TASK DATA:
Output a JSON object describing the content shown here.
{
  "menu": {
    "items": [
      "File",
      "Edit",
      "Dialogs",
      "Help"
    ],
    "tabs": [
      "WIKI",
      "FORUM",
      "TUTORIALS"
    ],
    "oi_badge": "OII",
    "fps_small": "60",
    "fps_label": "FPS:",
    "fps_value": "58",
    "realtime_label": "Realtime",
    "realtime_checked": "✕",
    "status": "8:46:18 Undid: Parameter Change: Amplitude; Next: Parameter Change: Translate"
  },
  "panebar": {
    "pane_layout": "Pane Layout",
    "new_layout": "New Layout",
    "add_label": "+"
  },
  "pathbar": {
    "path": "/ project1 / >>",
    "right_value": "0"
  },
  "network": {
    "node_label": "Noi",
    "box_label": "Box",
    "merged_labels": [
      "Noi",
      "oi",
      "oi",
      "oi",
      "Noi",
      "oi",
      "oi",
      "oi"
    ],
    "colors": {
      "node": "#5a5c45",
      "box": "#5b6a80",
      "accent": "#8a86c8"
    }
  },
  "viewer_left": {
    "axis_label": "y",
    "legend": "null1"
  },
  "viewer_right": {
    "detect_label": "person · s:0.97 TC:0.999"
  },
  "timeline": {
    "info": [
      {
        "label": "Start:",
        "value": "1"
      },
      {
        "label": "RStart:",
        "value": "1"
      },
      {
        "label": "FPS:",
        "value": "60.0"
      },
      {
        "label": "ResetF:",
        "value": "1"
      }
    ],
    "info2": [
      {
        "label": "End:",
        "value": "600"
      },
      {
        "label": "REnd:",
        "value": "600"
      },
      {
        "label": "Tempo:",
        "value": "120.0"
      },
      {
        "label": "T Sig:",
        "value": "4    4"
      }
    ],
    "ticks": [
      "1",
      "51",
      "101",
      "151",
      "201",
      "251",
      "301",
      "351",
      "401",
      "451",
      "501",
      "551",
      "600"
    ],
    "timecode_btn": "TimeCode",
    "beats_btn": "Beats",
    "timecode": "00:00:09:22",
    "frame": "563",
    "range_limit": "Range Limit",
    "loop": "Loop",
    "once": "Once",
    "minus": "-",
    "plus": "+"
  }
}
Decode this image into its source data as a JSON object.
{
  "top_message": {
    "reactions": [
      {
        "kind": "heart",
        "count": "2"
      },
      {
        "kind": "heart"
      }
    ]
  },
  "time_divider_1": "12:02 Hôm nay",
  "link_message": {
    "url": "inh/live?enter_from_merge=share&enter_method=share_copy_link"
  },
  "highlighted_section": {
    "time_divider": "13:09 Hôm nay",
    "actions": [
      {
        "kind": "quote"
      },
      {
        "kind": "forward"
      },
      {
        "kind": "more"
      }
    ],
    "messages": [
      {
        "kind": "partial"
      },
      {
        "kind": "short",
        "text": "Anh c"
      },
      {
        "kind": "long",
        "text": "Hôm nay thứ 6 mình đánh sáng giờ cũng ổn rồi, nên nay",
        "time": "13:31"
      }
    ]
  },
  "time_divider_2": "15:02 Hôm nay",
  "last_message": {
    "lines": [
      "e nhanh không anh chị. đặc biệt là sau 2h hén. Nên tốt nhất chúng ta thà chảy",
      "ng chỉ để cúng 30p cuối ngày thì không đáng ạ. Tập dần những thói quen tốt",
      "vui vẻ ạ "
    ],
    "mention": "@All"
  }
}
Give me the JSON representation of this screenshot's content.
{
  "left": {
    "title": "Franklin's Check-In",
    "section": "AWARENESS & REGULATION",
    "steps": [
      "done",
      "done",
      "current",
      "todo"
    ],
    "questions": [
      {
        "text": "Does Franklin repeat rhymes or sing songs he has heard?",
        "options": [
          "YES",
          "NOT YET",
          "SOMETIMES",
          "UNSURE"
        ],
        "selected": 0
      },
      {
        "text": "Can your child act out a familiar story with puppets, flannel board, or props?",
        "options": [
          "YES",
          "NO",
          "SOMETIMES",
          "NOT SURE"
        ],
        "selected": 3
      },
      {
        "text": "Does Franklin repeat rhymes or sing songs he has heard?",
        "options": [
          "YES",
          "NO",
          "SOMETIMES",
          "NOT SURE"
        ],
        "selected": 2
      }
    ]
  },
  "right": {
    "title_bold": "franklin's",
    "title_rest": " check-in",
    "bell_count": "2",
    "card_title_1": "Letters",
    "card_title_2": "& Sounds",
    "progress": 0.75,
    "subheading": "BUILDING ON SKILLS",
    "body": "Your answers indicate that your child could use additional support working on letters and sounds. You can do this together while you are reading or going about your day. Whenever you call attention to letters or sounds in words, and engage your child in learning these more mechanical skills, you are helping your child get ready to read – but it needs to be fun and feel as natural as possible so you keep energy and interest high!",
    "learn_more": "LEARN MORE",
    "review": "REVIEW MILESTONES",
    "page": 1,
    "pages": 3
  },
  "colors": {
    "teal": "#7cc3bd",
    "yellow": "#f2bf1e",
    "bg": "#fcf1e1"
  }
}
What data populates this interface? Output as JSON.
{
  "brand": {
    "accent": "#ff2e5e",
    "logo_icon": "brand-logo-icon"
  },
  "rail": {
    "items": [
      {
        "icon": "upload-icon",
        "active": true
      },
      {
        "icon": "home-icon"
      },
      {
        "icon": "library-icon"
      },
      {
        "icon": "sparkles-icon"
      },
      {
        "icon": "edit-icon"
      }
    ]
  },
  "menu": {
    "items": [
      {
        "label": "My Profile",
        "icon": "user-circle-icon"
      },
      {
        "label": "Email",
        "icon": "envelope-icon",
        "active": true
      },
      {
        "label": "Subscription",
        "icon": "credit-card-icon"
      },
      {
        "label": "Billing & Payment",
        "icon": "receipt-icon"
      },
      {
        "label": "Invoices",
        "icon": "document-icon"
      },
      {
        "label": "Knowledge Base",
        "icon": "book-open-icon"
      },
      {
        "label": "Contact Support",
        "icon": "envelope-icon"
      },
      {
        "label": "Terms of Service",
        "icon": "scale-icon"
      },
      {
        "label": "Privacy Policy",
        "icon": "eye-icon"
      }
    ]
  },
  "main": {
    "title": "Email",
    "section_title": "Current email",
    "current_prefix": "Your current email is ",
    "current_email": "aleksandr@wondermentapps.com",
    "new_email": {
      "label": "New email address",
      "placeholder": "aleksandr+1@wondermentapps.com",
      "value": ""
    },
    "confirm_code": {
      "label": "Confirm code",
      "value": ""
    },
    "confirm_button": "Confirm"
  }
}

YOUR OBJECTIVE: Output the records exactly, including every line.

PROBLEM SOLUTION:
Output a JSON object describing the content shown here.
{
  "menu": {
    "items": [
      "File",
      "Edit",
      "Dialogs",
      "Help"
    ],
    "tabs": [
      "WIKI",
      "FORUM",
      "TUTORIALS"
    ],
    "oi_badge": "OII",
    "fps_small": "60",
    "fps_label": "FPS:",
    "fps_value": "58",
    "realtime_label": "Realtime",
    "realtime_checked": "✕",
    "status": "8:46:18 Undid: Parameter Change: Amplitude; Next: Parameter Change: Translate"
  },
  "panebar": {
    "pane_layout": "Pane Layout",
    "new_layout": "New Layout",
    "add_label": "+"
  },
  "pathbar": {
    "path": "/ project1 / >>",
    "right_value": "0"
  },
  "network": {
    "node_label": "Noi",
    "box_label": "Box",
    "merged_labels": [
      "Noi",
      "oi",
      "oi",
      "oi",
      "Noi",
      "oi",
      "oi",
      "oi"
    ],
    "colors": {
      "node": "#5a5c45",
      "box": "#5b6a80",
      "accent": "#8a86c8"
    }
  },
  "viewer_left": {
    "axis_label": "y",
    "legend": "null1"
  },
  "viewer_right": {
    "detect_label": "person · s:0.97 TC:0.999"
  },
  "timeline": {
    "info": [
      {
        "label": "Start:",
        "value": "1"
      },
      {
        "label": "RStart:",
        "value": "1"
      },
      {
        "label": "FPS:",
        "value": "60.0"
      },
      {
        "label": "ResetF:",
        "value": "1"
      }
    ],
    "info2": [
      {
        "label": "End:",
        "value": "600"
      },
      {
        "label": "REnd:",
        "value": "600"
      },
      {
        "label": "Tempo:",
        "value": "120.0"
      },
      {
        "label": "T Sig:",
        "value": "4    4"
      }
    ],
    "ticks": [
      "1",
      "51",
      "101",
      "151",
      "201",
      "251",
      "301",
      "351",
      "401",
      "451",
      "501",
      "551",
      "600"
    ],
    "timecode_btn": "TimeCode",
    "beats_btn": "Beats",
    "timecode": "00:00:09:22",
    "frame": "563",
    "range_limit": "Range Limit",
    "loop": "Loop",
    "once": "Once",
    "minus": "-",
    "plus": "+"
  }
}
Decode this image into its source data as a JSON object.
{
  "top_message": {
    "reactions": [
      {
        "kind": "heart",
        "count": "2"
      },
      {
        "kind": "heart"
      }
    ]
  },
  "time_divider_1": "12:02 Hôm nay",
  "link_message": {
    "url": "inh/live?enter_from_merge=share&enter_method=share_copy_link"
  },
  "highlighted_section": {
    "time_divider": "13:09 Hôm nay",
    "actions": [
      {
        "kind": "quote"
      },
      {
        "kind": "forward"
      },
      {
        "kind": "more"
      }
    ],
    "messages": [
      {
        "kind": "partial"
      },
      {
        "kind": "short",
        "text": "Anh c"
      },
      {
        "kind": "long",
        "text": "Hôm nay thứ 6 mình đánh sáng giờ cũng ổn rồi, nên nay",
        "time": "13:31"
      }
    ]
  },
  "time_divider_2": "15:02 Hôm nay",
  "last_message": {
    "lines": [
      "e nhanh không anh chị. đặc biệt là sau 2h hén. Nên tốt nhất chúng ta thà chảy",
      "ng chỉ để cúng 30p cuối ngày thì không đáng ạ. Tập dần những thói quen tốt",
      "vui vẻ ạ "
    ],
    "mention": "@All"
  }
}
Give me the JSON representation of this screenshot's content.
{
  "left": {
    "title": "Franklin's Check-In",
    "section": "AWARENESS & REGULATION",
    "steps": [
      "done",
      "done",
      "current",
      "todo"
    ],
    "questions": [
      {
        "text": "Does Franklin repeat rhymes or sing songs he has heard?",
        "options": [
          "YES",
          "NOT YET",
          "SOMETIMES",
          "UNSURE"
        ],
        "selected": 0
      },
      {
        "text": "Can your child act out a familiar story with puppets, flannel board, or props?",
        "options": [
          "YES",
          "NO",
          "SOMETIMES",
          "NOT SURE"
        ],
        "selected": 3
      },
      {
        "text": "Does Franklin repeat rhymes or sing songs he has heard?",
        "options": [
          "YES",
          "NO",
          "SOMETIMES",
          "NOT SURE"
        ],
        "selected": 2
      }
    ]
  },
  "right": {
    "title_bold": "franklin's",
    "title_rest": " check-in",
    "bell_count": "2",
    "card_title_1": "Letters",
    "card_title_2": "& Sounds",
    "progress": 0.75,
    "subheading": "BUILDING ON SKILLS",
    "body": "Your answers indicate that your child could use additional support working on letters and sounds. You can do this together while you are reading or going about your day. Whenever you call attention to letters or sounds in words, and engage your child in learning these more mechanical skills, you are helping your child get ready to read – but it needs to be fun and feel as natural as possible so you keep energy and interest high!",
    "learn_more": "LEARN MORE",
    "review": "REVIEW MILESTONES",
    "page": 1,
    "pages": 3
  },
  "colors": {
    "teal": "#7cc3bd",
    "yellow": "#f2bf1e",
    "bg": "#fcf1e1"
  }
}
What data populates this interface? Output as JSON.
{
  "brand": {
    "accent": "#ff2e5e",
    "logo_icon": "brand-logo-icon"
  },
  "rail": {
    "items": [
      {
        "icon": "upload-icon",
        "active": true
      },
      {
        "icon": "home-icon"
      },
      {
        "icon": "library-icon"
      },
      {
        "icon": "sparkles-icon"
      },
      {
        "icon": "edit-icon"
      }
    ]
  },
  "menu": {
    "items": [
      {
        "label": "My Profile",
        "icon": "user-circle-icon"
      },
      {
        "label": "Email",
        "icon": "envelope-icon",
        "active": true
      },
      {
        "label": "Subscription",
        "icon": "credit-card-icon"
      },
      {
        "label": "Billing & Payment",
        "icon": "receipt-icon"
      },
      {
        "label": "Invoices",
        "icon": "document-icon"
      },
      {
        "label": "Knowledge Base",
        "icon": "book-open-icon"
      },
      {
        "label": "Contact Support",
        "icon": "envelope-icon"
      },
      {
        "label": "Terms of Service",
        "icon": "scale-icon"
      },
      {
        "label": "Privacy Policy",
        "icon": "eye-icon"
      }
    ]
  },
  "main": {
    "title": "Email",
    "section_title": "Current email",
    "current_prefix": "Your current email is ",
    "current_email": "aleksandr@wondermentapps.com",
    "new_email": {
      "label": "New email address",
      "placeholder": "aleksandr+1@wondermentapps.com",
      "value": ""
    },
    "confirm_code": {
      "label": "Confirm code",
      "value": ""
    },
    "confirm_button": "Confirm"
  }
}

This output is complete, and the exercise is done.